**Records provided:**
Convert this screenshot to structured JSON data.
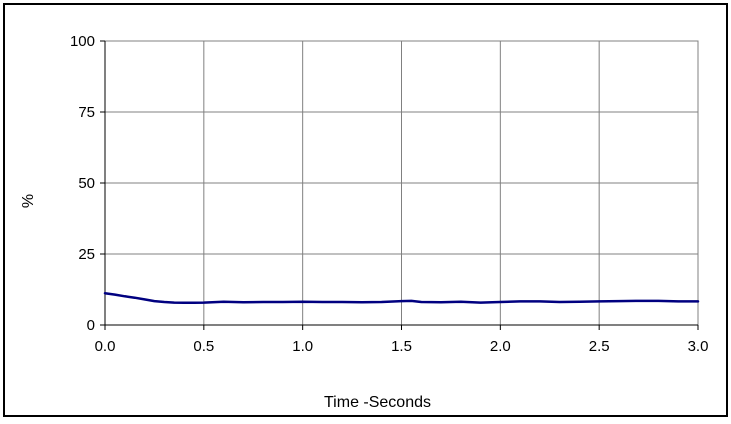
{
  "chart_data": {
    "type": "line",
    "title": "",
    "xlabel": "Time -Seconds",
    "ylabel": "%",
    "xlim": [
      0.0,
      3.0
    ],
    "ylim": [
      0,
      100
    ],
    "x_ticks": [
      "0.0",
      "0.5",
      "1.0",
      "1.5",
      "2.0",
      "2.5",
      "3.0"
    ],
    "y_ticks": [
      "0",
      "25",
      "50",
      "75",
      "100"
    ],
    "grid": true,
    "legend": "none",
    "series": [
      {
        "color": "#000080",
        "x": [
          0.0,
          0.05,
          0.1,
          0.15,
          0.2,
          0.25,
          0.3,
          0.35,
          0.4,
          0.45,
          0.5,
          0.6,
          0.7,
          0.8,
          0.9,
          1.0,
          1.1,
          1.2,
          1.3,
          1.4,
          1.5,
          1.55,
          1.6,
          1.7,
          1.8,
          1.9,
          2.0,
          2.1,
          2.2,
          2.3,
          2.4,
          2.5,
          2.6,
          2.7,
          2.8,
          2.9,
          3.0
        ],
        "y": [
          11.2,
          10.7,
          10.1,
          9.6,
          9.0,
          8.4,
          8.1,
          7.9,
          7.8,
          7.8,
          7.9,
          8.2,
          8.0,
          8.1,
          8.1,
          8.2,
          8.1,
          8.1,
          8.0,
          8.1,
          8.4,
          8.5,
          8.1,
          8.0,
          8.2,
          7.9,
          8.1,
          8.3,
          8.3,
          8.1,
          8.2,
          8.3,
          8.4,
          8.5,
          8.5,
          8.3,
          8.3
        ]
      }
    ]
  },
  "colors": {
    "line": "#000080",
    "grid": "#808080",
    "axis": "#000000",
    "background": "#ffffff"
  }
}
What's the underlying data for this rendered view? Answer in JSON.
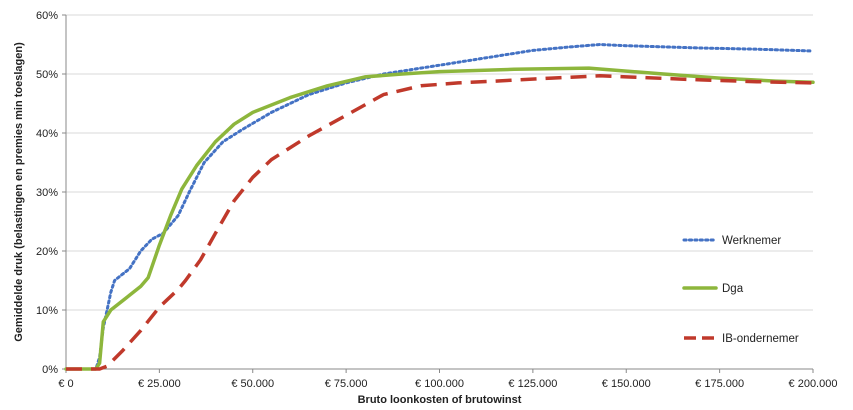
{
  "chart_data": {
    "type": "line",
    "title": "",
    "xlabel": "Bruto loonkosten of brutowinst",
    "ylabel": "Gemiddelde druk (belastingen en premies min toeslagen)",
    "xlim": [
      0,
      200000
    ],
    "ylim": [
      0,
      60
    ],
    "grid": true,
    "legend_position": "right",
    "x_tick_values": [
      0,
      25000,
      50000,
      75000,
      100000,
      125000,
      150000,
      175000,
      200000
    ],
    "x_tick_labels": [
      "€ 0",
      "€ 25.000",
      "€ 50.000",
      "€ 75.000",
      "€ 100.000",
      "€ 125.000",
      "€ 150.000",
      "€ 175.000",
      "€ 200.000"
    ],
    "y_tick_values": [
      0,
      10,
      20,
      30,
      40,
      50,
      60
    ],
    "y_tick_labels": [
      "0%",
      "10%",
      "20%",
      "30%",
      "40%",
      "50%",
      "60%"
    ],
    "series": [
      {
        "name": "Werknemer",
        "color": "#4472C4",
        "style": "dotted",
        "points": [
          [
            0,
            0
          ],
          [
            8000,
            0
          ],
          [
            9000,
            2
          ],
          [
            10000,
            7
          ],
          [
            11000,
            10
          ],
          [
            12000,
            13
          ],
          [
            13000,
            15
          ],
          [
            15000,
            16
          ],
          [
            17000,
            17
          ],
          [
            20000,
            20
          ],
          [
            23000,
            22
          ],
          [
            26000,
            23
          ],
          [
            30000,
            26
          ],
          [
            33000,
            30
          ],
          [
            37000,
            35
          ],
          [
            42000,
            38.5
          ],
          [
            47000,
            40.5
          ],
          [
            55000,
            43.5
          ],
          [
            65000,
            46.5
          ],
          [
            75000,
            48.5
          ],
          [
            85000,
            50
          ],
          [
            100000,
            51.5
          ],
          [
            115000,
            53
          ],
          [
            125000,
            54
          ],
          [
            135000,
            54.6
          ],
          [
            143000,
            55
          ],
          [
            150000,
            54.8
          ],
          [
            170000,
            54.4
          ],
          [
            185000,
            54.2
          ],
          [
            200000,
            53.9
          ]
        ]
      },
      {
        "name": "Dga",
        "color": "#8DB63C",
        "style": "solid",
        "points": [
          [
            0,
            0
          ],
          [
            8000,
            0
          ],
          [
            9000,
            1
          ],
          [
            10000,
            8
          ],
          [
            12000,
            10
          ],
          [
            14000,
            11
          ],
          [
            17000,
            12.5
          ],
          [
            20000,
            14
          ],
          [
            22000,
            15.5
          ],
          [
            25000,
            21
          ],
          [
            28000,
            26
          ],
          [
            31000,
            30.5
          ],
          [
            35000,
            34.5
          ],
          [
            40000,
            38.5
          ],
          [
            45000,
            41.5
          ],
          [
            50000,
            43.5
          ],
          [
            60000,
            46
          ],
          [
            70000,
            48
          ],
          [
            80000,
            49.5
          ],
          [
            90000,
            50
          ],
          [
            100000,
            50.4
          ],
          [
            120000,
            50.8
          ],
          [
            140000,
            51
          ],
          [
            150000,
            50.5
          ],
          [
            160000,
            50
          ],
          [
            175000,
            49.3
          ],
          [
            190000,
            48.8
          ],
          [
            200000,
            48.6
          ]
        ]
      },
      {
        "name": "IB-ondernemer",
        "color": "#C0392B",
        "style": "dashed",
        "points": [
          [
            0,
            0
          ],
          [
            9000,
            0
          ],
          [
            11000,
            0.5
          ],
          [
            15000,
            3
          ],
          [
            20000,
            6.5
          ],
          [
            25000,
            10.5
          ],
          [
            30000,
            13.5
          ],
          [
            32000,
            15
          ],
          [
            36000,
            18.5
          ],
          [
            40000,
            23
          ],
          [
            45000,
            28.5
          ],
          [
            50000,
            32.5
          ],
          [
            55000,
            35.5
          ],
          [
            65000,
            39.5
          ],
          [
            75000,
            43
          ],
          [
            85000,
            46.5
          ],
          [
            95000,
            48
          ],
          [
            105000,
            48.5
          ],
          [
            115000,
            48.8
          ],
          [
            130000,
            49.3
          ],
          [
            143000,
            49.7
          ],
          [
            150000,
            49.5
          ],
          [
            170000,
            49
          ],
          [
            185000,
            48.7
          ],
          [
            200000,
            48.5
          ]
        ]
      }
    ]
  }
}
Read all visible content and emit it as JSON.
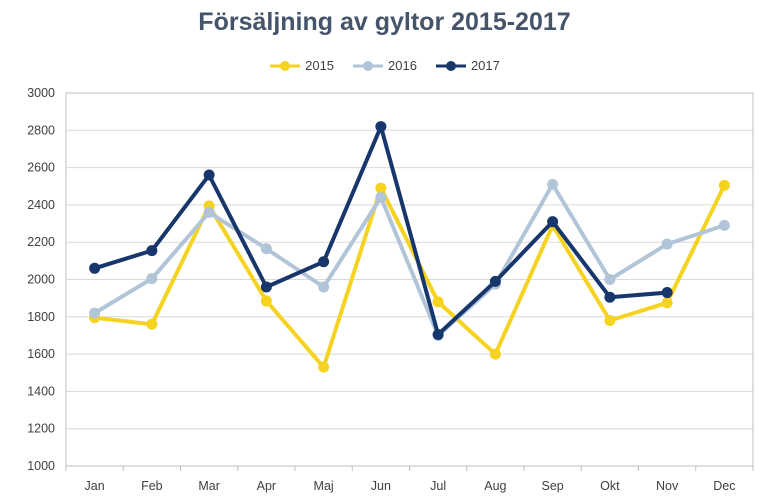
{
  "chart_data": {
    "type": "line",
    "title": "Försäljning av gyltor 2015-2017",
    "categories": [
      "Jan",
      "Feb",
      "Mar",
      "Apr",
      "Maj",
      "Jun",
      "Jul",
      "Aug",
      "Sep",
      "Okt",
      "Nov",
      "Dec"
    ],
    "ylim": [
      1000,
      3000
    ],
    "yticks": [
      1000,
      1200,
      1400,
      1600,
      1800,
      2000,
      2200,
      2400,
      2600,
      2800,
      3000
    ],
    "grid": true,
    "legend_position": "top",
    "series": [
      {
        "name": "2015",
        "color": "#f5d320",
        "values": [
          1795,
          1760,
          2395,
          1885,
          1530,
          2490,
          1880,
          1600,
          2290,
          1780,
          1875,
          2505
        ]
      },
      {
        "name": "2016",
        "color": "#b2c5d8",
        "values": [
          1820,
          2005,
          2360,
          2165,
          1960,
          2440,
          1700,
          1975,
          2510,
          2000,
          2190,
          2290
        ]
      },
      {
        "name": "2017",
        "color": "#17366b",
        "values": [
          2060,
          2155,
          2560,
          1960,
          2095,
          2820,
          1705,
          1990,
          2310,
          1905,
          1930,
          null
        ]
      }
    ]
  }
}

**Exercise objective:**
Images in the records should not be copied. Repeat all the rest exactly.

**Output below:**
Convert this screenshot to structured JSON data.
{
  "chart_data": {
    "type": "line",
    "title": "",
    "xlabel": "Time -Seconds",
    "ylabel": "%",
    "xlim": [
      0.0,
      3.0
    ],
    "ylim": [
      0,
      100
    ],
    "x_ticks": [
      "0.0",
      "0.5",
      "1.0",
      "1.5",
      "2.0",
      "2.5",
      "3.0"
    ],
    "y_ticks": [
      "0",
      "25",
      "50",
      "75",
      "100"
    ],
    "grid": true,
    "legend": "none",
    "series": [
      {
        "color": "#000080",
        "x": [
          0.0,
          0.05,
          0.1,
          0.15,
          0.2,
          0.25,
          0.3,
          0.35,
          0.4,
          0.45,
          0.5,
          0.6,
          0.7,
          0.8,
          0.9,
          1.0,
          1.1,
          1.2,
          1.3,
          1.4,
          1.5,
          1.55,
          1.6,
          1.7,
          1.8,
          1.9,
          2.0,
          2.1,
          2.2,
          2.3,
          2.4,
          2.5,
          2.6,
          2.7,
          2.8,
          2.9,
          3.0
        ],
        "y": [
          11.2,
          10.7,
          10.1,
          9.6,
          9.0,
          8.4,
          8.1,
          7.9,
          7.8,
          7.8,
          7.9,
          8.2,
          8.0,
          8.1,
          8.1,
          8.2,
          8.1,
          8.1,
          8.0,
          8.1,
          8.4,
          8.5,
          8.1,
          8.0,
          8.2,
          7.9,
          8.1,
          8.3,
          8.3,
          8.1,
          8.2,
          8.3,
          8.4,
          8.5,
          8.5,
          8.3,
          8.3
        ]
      }
    ]
  },
  "colors": {
    "line": "#000080",
    "grid": "#808080",
    "axis": "#000000",
    "background": "#ffffff"
  }
}
What's the underlying data for this rendered view? Answer in JSON.
{
  "chart_data": {
    "type": "line",
    "title": "",
    "xlabel": "Bruto loonkosten of brutowinst",
    "ylabel": "Gemiddelde druk (belastingen en premies min toeslagen)",
    "xlim": [
      0,
      200000
    ],
    "ylim": [
      0,
      60
    ],
    "grid": true,
    "legend_position": "right",
    "x_tick_values": [
      0,
      25000,
      50000,
      75000,
      100000,
      125000,
      150000,
      175000,
      200000
    ],
    "x_tick_labels": [
      "€ 0",
      "€ 25.000",
      "€ 50.000",
      "€ 75.000",
      "€ 100.000",
      "€ 125.000",
      "€ 150.000",
      "€ 175.000",
      "€ 200.000"
    ],
    "y_tick_values": [
      0,
      10,
      20,
      30,
      40,
      50,
      60
    ],
    "y_tick_labels": [
      "0%",
      "10%",
      "20%",
      "30%",
      "40%",
      "50%",
      "60%"
    ],
    "series": [
      {
        "name": "Werknemer",
        "color": "#4472C4",
        "style": "dotted",
        "points": [
          [
            0,
            0
          ],
          [
            8000,
            0
          ],
          [
            9000,
            2
          ],
          [
            10000,
            7
          ],
          [
            11000,
            10
          ],
          [
            12000,
            13
          ],
          [
            13000,
            15
          ],
          [
            15000,
            16
          ],
          [
            17000,
            17
          ],
          [
            20000,
            20
          ],
          [
            23000,
            22
          ],
          [
            26000,
            23
          ],
          [
            30000,
            26
          ],
          [
            33000,
            30
          ],
          [
            37000,
            35
          ],
          [
            42000,
            38.5
          ],
          [
            47000,
            40.5
          ],
          [
            55000,
            43.5
          ],
          [
            65000,
            46.5
          ],
          [
            75000,
            48.5
          ],
          [
            85000,
            50
          ],
          [
            100000,
            51.5
          ],
          [
            115000,
            53
          ],
          [
            125000,
            54
          ],
          [
            135000,
            54.6
          ],
          [
            143000,
            55
          ],
          [
            150000,
            54.8
          ],
          [
            170000,
            54.4
          ],
          [
            185000,
            54.2
          ],
          [
            200000,
            53.9
          ]
        ]
      },
      {
        "name": "Dga",
        "color": "#8DB63C",
        "style": "solid",
        "points": [
          [
            0,
            0
          ],
          [
            8000,
            0
          ],
          [
            9000,
            1
          ],
          [
            10000,
            8
          ],
          [
            12000,
            10
          ],
          [
            14000,
            11
          ],
          [
            17000,
            12.5
          ],
          [
            20000,
            14
          ],
          [
            22000,
            15.5
          ],
          [
            25000,
            21
          ],
          [
            28000,
            26
          ],
          [
            31000,
            30.5
          ],
          [
            35000,
            34.5
          ],
          [
            40000,
            38.5
          ],
          [
            45000,
            41.5
          ],
          [
            50000,
            43.5
          ],
          [
            60000,
            46
          ],
          [
            70000,
            48
          ],
          [
            80000,
            49.5
          ],
          [
            90000,
            50
          ],
          [
            100000,
            50.4
          ],
          [
            120000,
            50.8
          ],
          [
            140000,
            51
          ],
          [
            150000,
            50.5
          ],
          [
            160000,
            50
          ],
          [
            175000,
            49.3
          ],
          [
            190000,
            48.8
          ],
          [
            200000,
            48.6
          ]
        ]
      },
      {
        "name": "IB-ondernemer",
        "color": "#C0392B",
        "style": "dashed",
        "points": [
          [
            0,
            0
          ],
          [
            9000,
            0
          ],
          [
            11000,
            0.5
          ],
          [
            15000,
            3
          ],
          [
            20000,
            6.5
          ],
          [
            25000,
            10.5
          ],
          [
            30000,
            13.5
          ],
          [
            32000,
            15
          ],
          [
            36000,
            18.5
          ],
          [
            40000,
            23
          ],
          [
            45000,
            28.5
          ],
          [
            50000,
            32.5
          ],
          [
            55000,
            35.5
          ],
          [
            65000,
            39.5
          ],
          [
            75000,
            43
          ],
          [
            85000,
            46.5
          ],
          [
            95000,
            48
          ],
          [
            105000,
            48.5
          ],
          [
            115000,
            48.8
          ],
          [
            130000,
            49.3
          ],
          [
            143000,
            49.7
          ],
          [
            150000,
            49.5
          ],
          [
            170000,
            49
          ],
          [
            185000,
            48.7
          ],
          [
            200000,
            48.5
          ]
        ]
      }
    ]
  }
}
Read all visible content and emit it as JSON.
{
  "chart_data": {
    "type": "line",
    "title": "Försäljning av gyltor 2015-2017",
    "categories": [
      "Jan",
      "Feb",
      "Mar",
      "Apr",
      "Maj",
      "Jun",
      "Jul",
      "Aug",
      "Sep",
      "Okt",
      "Nov",
      "Dec"
    ],
    "ylim": [
      1000,
      3000
    ],
    "yticks": [
      1000,
      1200,
      1400,
      1600,
      1800,
      2000,
      2200,
      2400,
      2600,
      2800,
      3000
    ],
    "grid": true,
    "legend_position": "top",
    "series": [
      {
        "name": "2015",
        "color": "#f5d320",
        "values": [
          1795,
          1760,
          2395,
          1885,
          1530,
          2490,
          1880,
          1600,
          2290,
          1780,
          1875,
          2505
        ]
      },
      {
        "name": "2016",
        "color": "#b2c5d8",
        "values": [
          1820,
          2005,
          2360,
          2165,
          1960,
          2440,
          1700,
          1975,
          2510,
          2000,
          2190,
          2290
        ]
      },
      {
        "name": "2017",
        "color": "#17366b",
        "values": [
          2060,
          2155,
          2560,
          1960,
          2095,
          2820,
          1705,
          1990,
          2310,
          1905,
          1930,
          null
        ]
      }
    ]
  }
}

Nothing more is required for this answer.